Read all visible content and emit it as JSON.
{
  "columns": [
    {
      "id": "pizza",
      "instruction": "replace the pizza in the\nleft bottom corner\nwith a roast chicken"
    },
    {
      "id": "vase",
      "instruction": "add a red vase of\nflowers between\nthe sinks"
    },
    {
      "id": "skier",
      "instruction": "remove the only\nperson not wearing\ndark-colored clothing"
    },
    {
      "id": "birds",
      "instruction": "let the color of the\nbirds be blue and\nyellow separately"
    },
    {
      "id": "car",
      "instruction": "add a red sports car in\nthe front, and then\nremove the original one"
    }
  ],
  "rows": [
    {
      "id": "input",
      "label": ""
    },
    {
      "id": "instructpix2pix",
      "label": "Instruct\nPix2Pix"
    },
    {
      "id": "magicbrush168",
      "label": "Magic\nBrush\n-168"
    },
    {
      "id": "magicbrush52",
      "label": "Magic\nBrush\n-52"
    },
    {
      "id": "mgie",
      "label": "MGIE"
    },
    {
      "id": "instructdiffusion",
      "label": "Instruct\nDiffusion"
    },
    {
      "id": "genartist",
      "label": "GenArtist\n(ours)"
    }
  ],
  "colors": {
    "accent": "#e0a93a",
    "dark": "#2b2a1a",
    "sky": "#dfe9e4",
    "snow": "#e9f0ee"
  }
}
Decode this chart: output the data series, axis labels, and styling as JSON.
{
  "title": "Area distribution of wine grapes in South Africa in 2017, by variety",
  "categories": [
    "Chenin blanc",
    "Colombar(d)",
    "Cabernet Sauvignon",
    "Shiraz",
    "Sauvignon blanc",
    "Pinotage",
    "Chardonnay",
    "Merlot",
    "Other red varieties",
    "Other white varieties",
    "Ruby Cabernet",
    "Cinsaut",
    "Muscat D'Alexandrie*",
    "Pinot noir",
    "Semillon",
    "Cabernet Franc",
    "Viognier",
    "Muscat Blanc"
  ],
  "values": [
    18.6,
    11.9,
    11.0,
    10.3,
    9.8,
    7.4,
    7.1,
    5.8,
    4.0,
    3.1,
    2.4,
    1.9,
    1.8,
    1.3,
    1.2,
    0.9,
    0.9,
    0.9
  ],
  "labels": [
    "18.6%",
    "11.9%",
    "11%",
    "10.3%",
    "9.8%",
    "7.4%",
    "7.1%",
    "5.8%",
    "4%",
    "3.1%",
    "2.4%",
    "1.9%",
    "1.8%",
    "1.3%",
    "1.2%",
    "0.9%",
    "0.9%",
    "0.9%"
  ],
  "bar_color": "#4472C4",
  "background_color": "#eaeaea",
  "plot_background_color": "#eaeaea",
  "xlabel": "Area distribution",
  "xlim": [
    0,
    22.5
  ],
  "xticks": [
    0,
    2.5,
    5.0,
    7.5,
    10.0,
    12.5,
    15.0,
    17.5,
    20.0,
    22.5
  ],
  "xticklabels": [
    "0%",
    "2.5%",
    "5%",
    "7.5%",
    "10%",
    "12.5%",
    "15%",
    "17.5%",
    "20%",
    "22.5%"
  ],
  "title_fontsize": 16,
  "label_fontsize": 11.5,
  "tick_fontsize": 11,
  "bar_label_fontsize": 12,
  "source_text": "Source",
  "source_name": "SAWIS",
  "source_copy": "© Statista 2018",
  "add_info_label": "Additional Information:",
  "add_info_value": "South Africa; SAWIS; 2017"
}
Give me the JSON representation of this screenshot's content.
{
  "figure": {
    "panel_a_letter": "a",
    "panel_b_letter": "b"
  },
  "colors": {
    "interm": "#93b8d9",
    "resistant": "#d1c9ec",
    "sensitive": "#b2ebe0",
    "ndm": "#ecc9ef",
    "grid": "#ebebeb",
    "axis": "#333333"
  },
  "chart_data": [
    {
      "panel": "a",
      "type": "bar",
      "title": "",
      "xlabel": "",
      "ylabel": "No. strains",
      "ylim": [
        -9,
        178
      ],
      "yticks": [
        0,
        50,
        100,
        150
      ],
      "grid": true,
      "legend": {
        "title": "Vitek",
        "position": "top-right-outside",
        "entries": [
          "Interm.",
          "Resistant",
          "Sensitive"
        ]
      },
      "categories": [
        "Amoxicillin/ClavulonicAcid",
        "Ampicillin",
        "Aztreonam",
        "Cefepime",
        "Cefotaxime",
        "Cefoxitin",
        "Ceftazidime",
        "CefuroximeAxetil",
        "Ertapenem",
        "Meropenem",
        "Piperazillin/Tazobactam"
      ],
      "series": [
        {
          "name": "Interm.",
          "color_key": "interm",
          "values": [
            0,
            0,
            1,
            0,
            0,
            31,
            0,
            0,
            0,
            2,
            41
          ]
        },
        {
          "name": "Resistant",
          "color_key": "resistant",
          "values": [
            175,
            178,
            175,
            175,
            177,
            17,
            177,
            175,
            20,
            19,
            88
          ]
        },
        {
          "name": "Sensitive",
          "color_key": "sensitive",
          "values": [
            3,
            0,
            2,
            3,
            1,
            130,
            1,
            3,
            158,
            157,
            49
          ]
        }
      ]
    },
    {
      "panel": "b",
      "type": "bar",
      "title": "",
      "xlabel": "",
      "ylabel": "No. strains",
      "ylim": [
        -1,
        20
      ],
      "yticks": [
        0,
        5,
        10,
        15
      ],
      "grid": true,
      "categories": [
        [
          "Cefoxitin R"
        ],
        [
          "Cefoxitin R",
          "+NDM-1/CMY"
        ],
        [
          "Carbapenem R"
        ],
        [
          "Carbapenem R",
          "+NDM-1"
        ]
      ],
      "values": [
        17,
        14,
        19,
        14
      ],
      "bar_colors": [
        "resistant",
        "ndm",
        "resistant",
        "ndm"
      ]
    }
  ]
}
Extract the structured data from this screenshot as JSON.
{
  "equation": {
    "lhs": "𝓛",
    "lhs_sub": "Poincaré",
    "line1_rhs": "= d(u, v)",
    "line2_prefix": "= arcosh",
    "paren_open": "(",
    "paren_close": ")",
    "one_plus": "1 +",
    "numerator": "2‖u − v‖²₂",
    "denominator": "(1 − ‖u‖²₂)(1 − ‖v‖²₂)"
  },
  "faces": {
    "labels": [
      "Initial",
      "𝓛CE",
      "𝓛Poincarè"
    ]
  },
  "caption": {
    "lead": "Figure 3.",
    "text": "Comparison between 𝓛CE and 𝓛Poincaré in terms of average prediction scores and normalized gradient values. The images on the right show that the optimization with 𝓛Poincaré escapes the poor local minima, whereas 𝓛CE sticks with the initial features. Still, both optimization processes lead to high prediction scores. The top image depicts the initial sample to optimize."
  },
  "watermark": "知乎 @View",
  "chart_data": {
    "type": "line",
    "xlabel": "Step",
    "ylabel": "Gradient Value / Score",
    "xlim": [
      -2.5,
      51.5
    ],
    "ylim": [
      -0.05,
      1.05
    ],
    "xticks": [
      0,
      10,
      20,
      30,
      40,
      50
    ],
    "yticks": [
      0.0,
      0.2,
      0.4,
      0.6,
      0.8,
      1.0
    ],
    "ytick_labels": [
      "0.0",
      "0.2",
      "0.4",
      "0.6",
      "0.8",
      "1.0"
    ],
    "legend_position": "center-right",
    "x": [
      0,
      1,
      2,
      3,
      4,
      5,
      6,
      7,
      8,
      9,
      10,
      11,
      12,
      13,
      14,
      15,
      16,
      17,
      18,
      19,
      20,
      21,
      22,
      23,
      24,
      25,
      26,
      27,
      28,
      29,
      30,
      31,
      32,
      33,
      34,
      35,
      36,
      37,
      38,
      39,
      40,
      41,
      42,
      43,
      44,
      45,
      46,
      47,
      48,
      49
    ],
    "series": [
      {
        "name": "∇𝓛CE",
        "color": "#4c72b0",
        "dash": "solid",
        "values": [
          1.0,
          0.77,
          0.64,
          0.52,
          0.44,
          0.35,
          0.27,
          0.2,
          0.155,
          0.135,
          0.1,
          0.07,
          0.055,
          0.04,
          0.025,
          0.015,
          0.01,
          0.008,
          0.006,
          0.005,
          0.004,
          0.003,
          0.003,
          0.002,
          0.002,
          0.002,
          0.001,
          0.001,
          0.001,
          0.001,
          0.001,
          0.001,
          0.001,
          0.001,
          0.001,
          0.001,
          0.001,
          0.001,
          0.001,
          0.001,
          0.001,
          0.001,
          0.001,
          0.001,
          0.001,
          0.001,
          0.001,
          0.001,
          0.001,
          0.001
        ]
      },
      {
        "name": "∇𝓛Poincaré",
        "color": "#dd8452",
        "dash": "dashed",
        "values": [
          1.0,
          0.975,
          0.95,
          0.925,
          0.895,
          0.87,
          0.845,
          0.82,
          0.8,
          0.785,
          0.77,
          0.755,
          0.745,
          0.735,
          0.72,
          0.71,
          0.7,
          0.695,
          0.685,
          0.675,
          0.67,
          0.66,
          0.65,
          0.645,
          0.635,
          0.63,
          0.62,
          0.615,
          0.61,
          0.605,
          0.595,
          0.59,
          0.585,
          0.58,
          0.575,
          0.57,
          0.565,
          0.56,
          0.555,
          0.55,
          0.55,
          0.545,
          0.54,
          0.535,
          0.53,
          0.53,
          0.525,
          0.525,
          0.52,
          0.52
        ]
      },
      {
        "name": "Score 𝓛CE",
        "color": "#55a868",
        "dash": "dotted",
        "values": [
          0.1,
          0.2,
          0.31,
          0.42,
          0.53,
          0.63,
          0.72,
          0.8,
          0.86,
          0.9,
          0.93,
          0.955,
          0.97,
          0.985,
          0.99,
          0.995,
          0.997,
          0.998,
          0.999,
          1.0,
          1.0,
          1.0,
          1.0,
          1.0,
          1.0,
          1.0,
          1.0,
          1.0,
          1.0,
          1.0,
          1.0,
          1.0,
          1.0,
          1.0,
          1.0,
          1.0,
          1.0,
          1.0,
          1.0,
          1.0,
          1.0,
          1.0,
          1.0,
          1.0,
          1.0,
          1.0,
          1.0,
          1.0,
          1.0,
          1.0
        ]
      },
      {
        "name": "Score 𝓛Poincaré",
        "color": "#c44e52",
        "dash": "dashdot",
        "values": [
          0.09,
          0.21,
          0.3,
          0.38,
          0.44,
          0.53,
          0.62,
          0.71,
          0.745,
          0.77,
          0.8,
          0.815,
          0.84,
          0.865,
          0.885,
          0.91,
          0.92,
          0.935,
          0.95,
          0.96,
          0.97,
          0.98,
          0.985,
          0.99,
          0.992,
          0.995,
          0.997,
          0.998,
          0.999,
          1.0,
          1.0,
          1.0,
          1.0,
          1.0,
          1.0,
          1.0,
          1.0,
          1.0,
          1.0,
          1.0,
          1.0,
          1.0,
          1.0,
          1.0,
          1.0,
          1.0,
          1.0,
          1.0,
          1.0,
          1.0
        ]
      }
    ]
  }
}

···

■ WHAT YOU NEED TO DO ■
Copy and report every line where the word "series" is present.

■ ANSWER TO THE PROBLEM ■
Decode this chart: output the data series, axis labels, and styling as JSON.
      "series": [
    "series": [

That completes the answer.